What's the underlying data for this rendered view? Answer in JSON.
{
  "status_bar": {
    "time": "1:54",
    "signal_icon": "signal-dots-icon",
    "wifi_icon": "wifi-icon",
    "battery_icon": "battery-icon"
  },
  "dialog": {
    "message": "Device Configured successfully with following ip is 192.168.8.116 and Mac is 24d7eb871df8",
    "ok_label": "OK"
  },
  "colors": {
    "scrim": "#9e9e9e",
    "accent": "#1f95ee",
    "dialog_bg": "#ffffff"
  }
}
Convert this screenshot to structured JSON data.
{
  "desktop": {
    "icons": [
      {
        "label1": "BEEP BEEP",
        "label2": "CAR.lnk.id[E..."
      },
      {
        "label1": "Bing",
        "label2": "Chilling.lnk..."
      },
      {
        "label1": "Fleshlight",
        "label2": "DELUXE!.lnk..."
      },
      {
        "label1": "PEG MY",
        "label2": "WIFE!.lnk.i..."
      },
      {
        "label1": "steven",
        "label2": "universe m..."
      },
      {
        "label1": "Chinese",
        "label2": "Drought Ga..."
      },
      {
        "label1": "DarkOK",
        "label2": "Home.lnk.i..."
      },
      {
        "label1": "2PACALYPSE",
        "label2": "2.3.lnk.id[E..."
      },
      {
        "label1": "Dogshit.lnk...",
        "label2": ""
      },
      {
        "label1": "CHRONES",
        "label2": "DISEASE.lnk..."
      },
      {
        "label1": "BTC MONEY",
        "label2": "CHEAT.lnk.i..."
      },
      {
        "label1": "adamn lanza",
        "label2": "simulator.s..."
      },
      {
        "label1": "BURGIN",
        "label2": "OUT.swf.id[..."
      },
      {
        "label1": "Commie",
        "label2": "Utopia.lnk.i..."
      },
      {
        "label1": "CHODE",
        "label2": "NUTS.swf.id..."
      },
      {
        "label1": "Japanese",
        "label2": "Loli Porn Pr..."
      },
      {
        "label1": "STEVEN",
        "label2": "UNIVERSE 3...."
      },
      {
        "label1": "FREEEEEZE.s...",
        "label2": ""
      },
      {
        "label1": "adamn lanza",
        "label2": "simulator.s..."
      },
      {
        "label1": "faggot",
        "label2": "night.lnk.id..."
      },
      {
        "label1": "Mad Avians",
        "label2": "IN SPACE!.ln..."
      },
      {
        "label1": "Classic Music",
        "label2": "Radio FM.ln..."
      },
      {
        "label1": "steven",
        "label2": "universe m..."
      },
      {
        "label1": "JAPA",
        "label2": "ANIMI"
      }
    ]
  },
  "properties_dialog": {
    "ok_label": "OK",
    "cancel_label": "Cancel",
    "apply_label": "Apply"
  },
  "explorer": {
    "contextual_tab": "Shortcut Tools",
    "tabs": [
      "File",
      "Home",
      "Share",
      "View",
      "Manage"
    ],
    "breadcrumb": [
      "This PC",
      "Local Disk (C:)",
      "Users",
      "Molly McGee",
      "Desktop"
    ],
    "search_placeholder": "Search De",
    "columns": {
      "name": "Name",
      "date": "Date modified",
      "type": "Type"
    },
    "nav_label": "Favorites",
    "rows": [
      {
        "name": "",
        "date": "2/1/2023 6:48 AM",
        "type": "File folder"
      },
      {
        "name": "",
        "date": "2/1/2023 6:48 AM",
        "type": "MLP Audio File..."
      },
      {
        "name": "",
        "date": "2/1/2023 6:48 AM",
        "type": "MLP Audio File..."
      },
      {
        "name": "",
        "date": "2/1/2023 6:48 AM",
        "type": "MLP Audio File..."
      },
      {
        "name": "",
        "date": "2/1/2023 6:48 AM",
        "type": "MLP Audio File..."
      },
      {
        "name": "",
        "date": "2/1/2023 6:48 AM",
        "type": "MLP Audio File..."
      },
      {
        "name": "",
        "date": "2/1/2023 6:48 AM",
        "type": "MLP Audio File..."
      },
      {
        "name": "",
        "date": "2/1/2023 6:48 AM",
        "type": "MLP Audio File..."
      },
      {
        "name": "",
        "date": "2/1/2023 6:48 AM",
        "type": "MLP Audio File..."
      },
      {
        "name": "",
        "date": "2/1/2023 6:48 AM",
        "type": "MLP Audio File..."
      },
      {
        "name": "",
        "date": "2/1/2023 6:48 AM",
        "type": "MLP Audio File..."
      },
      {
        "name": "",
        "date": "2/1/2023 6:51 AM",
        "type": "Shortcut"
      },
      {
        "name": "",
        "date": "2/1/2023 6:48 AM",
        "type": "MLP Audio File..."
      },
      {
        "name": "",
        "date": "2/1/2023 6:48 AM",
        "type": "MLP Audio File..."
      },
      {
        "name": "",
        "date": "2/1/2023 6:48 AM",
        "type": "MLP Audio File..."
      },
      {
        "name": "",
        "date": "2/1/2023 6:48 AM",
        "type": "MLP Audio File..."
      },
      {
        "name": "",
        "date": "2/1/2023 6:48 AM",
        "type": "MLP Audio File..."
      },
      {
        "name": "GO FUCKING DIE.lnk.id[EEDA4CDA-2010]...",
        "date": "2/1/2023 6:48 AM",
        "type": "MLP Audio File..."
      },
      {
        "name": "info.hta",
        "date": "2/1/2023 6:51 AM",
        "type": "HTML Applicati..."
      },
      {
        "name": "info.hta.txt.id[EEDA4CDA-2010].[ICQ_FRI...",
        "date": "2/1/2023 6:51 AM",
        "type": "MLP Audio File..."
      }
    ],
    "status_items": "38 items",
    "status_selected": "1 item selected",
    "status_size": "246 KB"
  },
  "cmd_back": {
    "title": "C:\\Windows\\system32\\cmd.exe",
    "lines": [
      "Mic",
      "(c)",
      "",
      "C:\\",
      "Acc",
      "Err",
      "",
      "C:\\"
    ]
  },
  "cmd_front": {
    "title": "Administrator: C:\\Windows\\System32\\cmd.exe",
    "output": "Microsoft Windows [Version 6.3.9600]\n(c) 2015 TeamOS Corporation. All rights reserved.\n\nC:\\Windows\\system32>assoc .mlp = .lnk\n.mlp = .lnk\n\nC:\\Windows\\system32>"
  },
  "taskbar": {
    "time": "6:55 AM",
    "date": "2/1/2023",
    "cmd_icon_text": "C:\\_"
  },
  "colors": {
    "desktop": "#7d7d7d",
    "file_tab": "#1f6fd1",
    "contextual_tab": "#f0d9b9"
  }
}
◆ ◆ ◆
GOAL: Can you restate every record above word for word?

SOLUTION FOR THIS PROBLEM:
What's the underlying data for this rendered view? Answer in JSON.
{
  "status_bar": {
    "time": "1:54",
    "signal_icon": "signal-dots-icon",
    "wifi_icon": "wifi-icon",
    "battery_icon": "battery-icon"
  },
  "dialog": {
    "message": "Device Configured successfully with following ip is 192.168.8.116 and Mac is 24d7eb871df8",
    "ok_label": "OK"
  },
  "colors": {
    "scrim": "#9e9e9e",
    "accent": "#1f95ee",
    "dialog_bg": "#ffffff"
  }
}
Convert this screenshot to structured JSON data.
{
  "desktop": {
    "icons": [
      {
        "label1": "BEEP BEEP",
        "label2": "CAR.lnk.id[E..."
      },
      {
        "label1": "Bing",
        "label2": "Chilling.lnk..."
      },
      {
        "label1": "Fleshlight",
        "label2": "DELUXE!.lnk..."
      },
      {
        "label1": "PEG MY",
        "label2": "WIFE!.lnk.i..."
      },
      {
        "label1": "steven",
        "label2": "universe m..."
      },
      {
        "label1": "Chinese",
        "label2": "Drought Ga..."
      },
      {
        "label1": "DarkOK",
        "label2": "Home.lnk.i..."
      },
      {
        "label1": "2PACALYPSE",
        "label2": "2.3.lnk.id[E..."
      },
      {
        "label1": "Dogshit.lnk...",
        "label2": ""
      },
      {
        "label1": "CHRONES",
        "label2": "DISEASE.lnk..."
      },
      {
        "label1": "BTC MONEY",
        "label2": "CHEAT.lnk.i..."
      },
      {
        "label1": "adamn lanza",
        "label2": "simulator.s..."
      },
      {
        "label1": "BURGIN",
        "label2": "OUT.swf.id[..."
      },
      {
        "label1": "Commie",
        "label2": "Utopia.lnk.i..."
      },
      {
        "label1": "CHODE",
        "label2": "NUTS.swf.id..."
      },
      {
        "label1": "Japanese",
        "label2": "Loli Porn Pr..."
      },
      {
        "label1": "STEVEN",
        "label2": "UNIVERSE 3...."
      },
      {
        "label1": "FREEEEEZE.s...",
        "label2": ""
      },
      {
        "label1": "adamn lanza",
        "label2": "simulator.s..."
      },
      {
        "label1": "faggot",
        "label2": "night.lnk.id..."
      },
      {
        "label1": "Mad Avians",
        "label2": "IN SPACE!.ln..."
      },
      {
        "label1": "Classic Music",
        "label2": "Radio FM.ln..."
      },
      {
        "label1": "steven",
        "label2": "universe m..."
      },
      {
        "label1": "JAPA",
        "label2": "ANIMI"
      }
    ]
  },
  "properties_dialog": {
    "ok_label": "OK",
    "cancel_label": "Cancel",
    "apply_label": "Apply"
  },
  "explorer": {
    "contextual_tab": "Shortcut Tools",
    "tabs": [
      "File",
      "Home",
      "Share",
      "View",
      "Manage"
    ],
    "breadcrumb": [
      "This PC",
      "Local Disk (C:)",
      "Users",
      "Molly McGee",
      "Desktop"
    ],
    "search_placeholder": "Search De",
    "columns": {
      "name": "Name",
      "date": "Date modified",
      "type": "Type"
    },
    "nav_label": "Favorites",
    "rows": [
      {
        "name": "",
        "date": "2/1/2023 6:48 AM",
        "type": "File folder"
      },
      {
        "name": "",
        "date": "2/1/2023 6:48 AM",
        "type": "MLP Audio File..."
      },
      {
        "name": "",
        "date": "2/1/2023 6:48 AM",
        "type": "MLP Audio File..."
      },
      {
        "name": "",
        "date": "2/1/2023 6:48 AM",
        "type": "MLP Audio File..."
      },
      {
        "name": "",
        "date": "2/1/2023 6:48 AM",
        "type": "MLP Audio File..."
      },
      {
        "name": "",
        "date": "2/1/2023 6:48 AM",
        "type": "MLP Audio File..."
      },
      {
        "name": "",
        "date": "2/1/2023 6:48 AM",
        "type": "MLP Audio File..."
      },
      {
        "name": "",
        "date": "2/1/2023 6:48 AM",
        "type": "MLP Audio File..."
      },
      {
        "name": "",
        "date": "2/1/2023 6:48 AM",
        "type": "MLP Audio File..."
      },
      {
        "name": "",
        "date": "2/1/2023 6:48 AM",
        "type": "MLP Audio File..."
      },
      {
        "name": "",
        "date": "2/1/2023 6:48 AM",
        "type": "MLP Audio File..."
      },
      {
        "name": "",
        "date": "2/1/2023 6:51 AM",
        "type": "Shortcut"
      },
      {
        "name": "",
        "date": "2/1/2023 6:48 AM",
        "type": "MLP Audio File..."
      },
      {
        "name": "",
        "date": "2/1/2023 6:48 AM",
        "type": "MLP Audio File..."
      },
      {
        "name": "",
        "date": "2/1/2023 6:48 AM",
        "type": "MLP Audio File..."
      },
      {
        "name": "",
        "date": "2/1/2023 6:48 AM",
        "type": "MLP Audio File..."
      },
      {
        "name": "",
        "date": "2/1/2023 6:48 AM",
        "type": "MLP Audio File..."
      },
      {
        "name": "GO FUCKING DIE.lnk.id[EEDA4CDA-2010]...",
        "date": "2/1/2023 6:48 AM",
        "type": "MLP Audio File..."
      },
      {
        "name": "info.hta",
        "date": "2/1/2023 6:51 AM",
        "type": "HTML Applicati..."
      },
      {
        "name": "info.hta.txt.id[EEDA4CDA-2010].[ICQ_FRI...",
        "date": "2/1/2023 6:51 AM",
        "type": "MLP Audio File..."
      }
    ],
    "status_items": "38 items",
    "status_selected": "1 item selected",
    "status_size": "246 KB"
  },
  "cmd_back": {
    "title": "C:\\Windows\\system32\\cmd.exe",
    "lines": [
      "Mic",
      "(c)",
      "",
      "C:\\",
      "Acc",
      "Err",
      "",
      "C:\\"
    ]
  },
  "cmd_front": {
    "title": "Administrator: C:\\Windows\\System32\\cmd.exe",
    "output": "Microsoft Windows [Version 6.3.9600]\n(c) 2015 TeamOS Corporation. All rights reserved.\n\nC:\\Windows\\system32>assoc .mlp = .lnk\n.mlp = .lnk\n\nC:\\Windows\\system32>"
  },
  "taskbar": {
    "time": "6:55 AM",
    "date": "2/1/2023",
    "cmd_icon_text": "C:\\_"
  },
  "colors": {
    "desktop": "#7d7d7d",
    "file_tab": "#1f6fd1",
    "contextual_tab": "#f0d9b9"
  }
}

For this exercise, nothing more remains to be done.